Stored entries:

========

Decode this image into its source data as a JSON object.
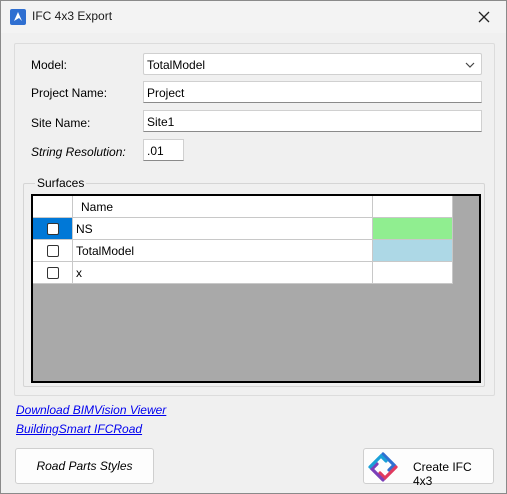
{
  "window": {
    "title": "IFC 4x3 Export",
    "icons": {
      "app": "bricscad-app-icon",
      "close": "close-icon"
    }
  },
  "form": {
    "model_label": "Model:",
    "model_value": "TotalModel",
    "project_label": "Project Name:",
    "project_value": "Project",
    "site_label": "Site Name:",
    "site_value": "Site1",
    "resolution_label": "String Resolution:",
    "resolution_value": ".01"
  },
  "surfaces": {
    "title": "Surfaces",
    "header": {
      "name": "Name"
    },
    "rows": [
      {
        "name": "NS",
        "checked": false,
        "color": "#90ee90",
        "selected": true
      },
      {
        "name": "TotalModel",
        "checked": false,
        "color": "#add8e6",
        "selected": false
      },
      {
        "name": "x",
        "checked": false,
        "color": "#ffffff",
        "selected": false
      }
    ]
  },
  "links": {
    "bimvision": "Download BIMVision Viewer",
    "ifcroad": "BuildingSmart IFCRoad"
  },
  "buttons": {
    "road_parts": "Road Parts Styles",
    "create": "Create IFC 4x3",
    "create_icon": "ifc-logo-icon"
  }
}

========

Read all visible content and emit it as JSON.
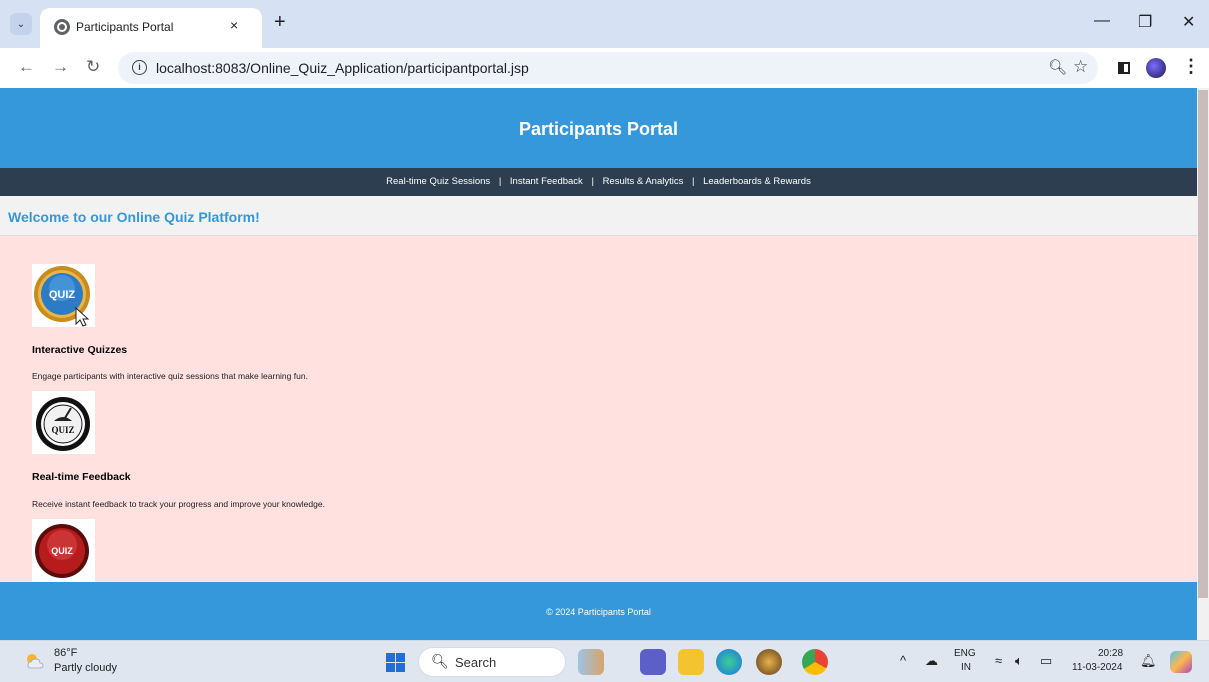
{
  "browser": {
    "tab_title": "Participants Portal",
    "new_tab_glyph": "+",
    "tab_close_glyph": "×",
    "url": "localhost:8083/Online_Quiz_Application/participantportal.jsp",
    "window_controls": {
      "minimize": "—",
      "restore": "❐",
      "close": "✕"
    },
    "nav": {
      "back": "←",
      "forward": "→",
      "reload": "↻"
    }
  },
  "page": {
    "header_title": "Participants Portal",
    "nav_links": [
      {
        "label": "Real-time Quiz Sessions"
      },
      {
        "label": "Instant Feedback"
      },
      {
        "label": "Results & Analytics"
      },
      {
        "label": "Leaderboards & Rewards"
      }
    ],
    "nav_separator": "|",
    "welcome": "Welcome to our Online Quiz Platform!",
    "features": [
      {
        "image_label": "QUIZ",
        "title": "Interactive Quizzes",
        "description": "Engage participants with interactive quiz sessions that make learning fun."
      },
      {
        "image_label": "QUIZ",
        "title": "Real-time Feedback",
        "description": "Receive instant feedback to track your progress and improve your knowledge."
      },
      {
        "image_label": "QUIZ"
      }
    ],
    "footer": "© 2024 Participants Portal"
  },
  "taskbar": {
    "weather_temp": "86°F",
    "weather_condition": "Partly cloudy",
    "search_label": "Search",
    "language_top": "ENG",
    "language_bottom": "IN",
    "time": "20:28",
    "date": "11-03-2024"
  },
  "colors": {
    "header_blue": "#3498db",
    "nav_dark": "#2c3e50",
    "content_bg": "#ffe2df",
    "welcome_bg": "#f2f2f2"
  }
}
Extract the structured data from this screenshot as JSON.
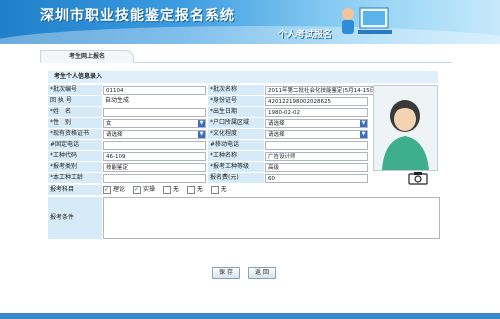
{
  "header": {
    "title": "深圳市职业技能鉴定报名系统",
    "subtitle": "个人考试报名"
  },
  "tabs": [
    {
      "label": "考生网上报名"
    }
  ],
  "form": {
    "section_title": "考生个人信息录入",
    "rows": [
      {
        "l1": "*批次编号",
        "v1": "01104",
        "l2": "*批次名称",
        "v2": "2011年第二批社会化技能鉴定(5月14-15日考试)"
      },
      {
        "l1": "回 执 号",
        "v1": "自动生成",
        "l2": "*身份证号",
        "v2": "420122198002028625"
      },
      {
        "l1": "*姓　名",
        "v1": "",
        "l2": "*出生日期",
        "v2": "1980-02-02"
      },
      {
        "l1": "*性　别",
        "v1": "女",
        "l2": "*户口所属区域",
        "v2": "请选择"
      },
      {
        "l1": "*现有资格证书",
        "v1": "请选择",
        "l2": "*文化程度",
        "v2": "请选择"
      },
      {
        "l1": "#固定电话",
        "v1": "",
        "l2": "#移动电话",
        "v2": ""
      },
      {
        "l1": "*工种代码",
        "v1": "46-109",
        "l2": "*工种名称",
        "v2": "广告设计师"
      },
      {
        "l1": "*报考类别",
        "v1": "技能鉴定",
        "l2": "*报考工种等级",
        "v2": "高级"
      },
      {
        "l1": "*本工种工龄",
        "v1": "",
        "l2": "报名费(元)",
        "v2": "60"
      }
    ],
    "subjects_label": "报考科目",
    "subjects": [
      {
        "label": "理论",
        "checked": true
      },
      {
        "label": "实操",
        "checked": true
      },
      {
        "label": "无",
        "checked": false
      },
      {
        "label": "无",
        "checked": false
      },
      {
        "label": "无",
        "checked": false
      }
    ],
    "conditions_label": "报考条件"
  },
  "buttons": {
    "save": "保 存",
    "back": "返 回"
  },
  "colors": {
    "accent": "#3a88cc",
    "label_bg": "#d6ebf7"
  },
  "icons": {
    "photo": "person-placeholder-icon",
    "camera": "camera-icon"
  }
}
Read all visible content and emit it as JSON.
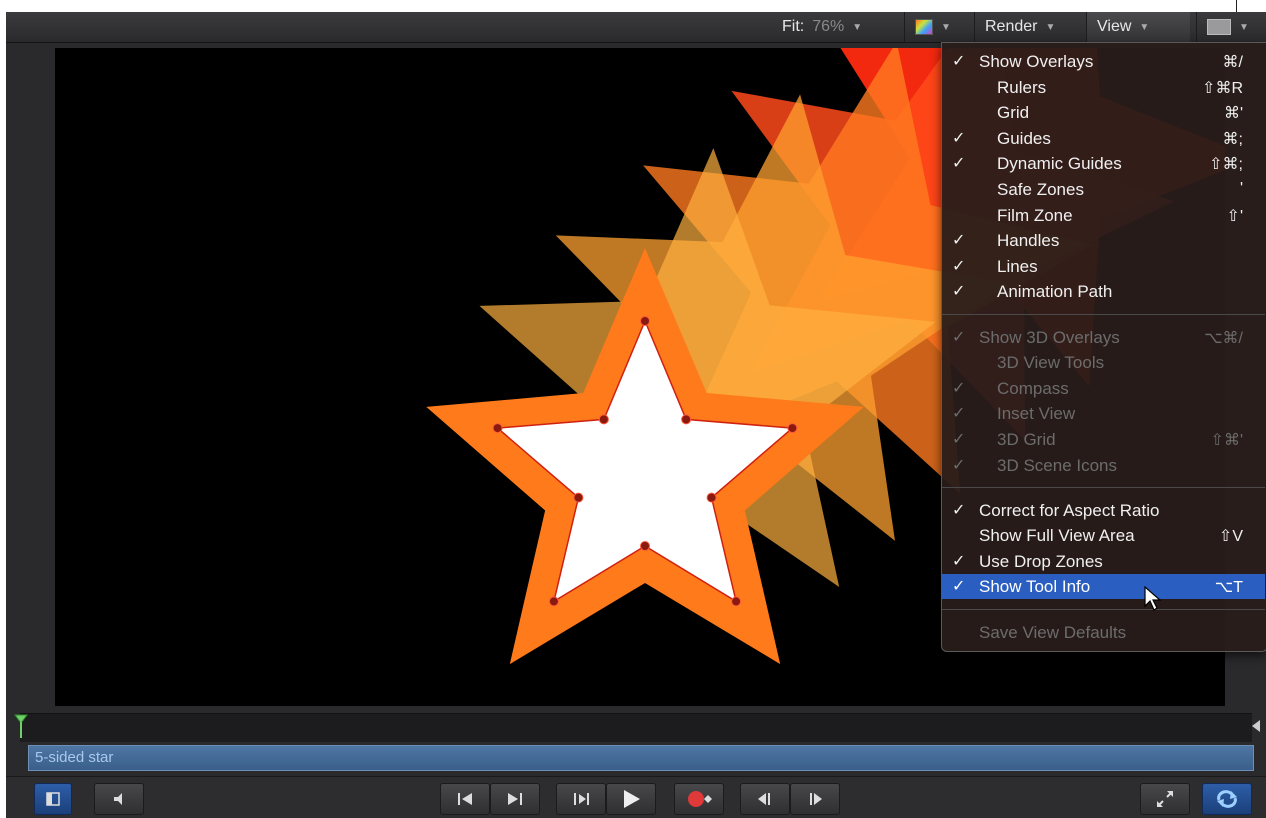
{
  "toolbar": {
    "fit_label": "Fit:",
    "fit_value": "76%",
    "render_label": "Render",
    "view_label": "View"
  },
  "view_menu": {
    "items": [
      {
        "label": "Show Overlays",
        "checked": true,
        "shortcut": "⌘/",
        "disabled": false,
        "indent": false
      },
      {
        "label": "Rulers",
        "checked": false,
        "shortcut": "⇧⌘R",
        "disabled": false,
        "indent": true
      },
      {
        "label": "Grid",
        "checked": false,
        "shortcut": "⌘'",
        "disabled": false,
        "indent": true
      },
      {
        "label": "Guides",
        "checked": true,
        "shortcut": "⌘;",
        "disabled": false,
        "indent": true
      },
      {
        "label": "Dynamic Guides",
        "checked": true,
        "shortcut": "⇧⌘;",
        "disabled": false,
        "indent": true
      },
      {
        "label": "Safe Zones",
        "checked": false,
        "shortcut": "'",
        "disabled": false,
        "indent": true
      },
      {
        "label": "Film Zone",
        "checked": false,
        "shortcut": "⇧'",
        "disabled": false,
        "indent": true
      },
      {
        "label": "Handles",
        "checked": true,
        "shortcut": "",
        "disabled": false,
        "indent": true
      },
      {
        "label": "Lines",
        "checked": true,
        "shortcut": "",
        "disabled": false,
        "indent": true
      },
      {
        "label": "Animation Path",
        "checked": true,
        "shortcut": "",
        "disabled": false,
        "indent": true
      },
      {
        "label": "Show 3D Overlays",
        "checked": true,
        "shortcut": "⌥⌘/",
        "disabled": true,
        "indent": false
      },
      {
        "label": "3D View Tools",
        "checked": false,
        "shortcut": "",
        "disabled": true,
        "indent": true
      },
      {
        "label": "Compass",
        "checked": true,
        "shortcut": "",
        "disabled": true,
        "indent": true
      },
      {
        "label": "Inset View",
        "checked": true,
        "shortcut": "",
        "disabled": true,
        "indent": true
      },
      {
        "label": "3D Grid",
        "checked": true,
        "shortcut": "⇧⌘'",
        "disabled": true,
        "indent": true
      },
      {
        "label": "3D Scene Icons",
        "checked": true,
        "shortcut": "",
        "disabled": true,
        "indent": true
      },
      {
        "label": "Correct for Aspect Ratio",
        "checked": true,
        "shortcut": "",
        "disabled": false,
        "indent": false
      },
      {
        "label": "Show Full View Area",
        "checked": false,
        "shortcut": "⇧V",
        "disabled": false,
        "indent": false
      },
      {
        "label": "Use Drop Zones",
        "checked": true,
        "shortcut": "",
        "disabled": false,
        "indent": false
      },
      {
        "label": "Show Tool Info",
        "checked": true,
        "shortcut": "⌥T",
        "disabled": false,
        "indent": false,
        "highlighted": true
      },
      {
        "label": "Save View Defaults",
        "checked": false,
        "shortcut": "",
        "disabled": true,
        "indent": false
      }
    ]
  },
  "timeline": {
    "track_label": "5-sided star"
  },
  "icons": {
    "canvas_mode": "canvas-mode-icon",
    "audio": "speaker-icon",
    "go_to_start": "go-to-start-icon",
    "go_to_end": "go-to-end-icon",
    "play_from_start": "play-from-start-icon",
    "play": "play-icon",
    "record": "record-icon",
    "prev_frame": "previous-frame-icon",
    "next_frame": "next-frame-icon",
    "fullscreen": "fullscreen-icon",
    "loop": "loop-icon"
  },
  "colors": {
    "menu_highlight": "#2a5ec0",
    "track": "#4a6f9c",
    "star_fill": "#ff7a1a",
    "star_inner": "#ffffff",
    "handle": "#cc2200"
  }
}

========

Pull out all lines containing "data".

Decode this image into its source data as a JSON object.
Extract the structured data from this screenshot as JSON.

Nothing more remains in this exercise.